AIM OF THE EXERCISE:
Copy each line below that includes "title".

## START PROVIDED MATERIAL

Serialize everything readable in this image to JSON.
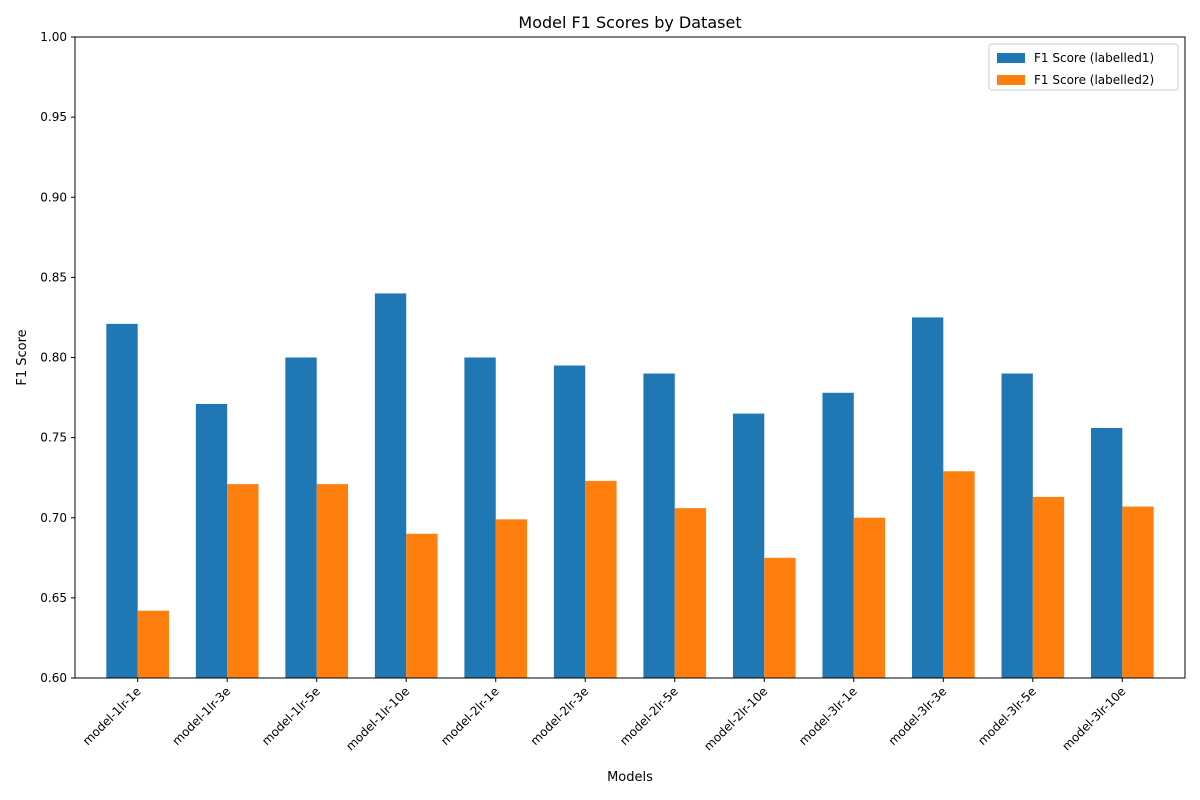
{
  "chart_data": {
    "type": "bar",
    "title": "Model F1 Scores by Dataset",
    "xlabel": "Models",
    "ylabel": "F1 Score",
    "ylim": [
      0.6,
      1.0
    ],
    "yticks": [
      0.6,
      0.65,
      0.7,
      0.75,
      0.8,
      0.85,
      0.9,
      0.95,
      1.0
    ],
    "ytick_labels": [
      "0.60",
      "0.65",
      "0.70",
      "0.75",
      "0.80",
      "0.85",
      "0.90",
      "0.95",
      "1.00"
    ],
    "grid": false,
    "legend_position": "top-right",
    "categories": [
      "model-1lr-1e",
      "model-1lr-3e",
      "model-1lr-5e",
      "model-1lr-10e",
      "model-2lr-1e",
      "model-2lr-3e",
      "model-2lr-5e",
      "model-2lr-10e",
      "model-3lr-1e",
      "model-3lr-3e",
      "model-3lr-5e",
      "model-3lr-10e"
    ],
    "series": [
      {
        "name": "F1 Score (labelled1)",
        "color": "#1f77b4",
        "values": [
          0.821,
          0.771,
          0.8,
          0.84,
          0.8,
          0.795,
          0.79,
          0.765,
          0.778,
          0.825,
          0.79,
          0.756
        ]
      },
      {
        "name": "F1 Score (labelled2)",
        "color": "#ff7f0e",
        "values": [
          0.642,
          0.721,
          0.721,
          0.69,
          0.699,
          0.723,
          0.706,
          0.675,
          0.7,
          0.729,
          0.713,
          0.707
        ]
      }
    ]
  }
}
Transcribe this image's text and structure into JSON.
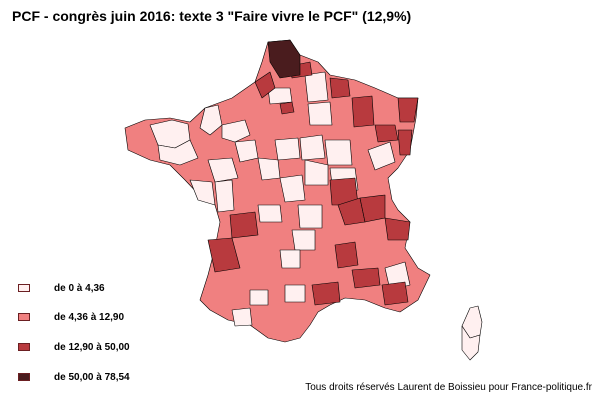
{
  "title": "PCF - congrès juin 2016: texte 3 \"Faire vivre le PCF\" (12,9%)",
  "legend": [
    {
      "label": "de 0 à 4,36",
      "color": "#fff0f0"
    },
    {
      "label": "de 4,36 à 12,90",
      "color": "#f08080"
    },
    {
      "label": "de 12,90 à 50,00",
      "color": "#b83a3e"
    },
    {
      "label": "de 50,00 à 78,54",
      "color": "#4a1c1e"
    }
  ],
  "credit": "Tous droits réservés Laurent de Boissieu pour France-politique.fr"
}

## END PROVIDED MATERIAL

OUTPUT:
    "title": "Model F1 Scores by Dataset",
  "title": "PCF - congrès juin 2016: texte 3 \"Faire vivre le PCF\" (12,9%)",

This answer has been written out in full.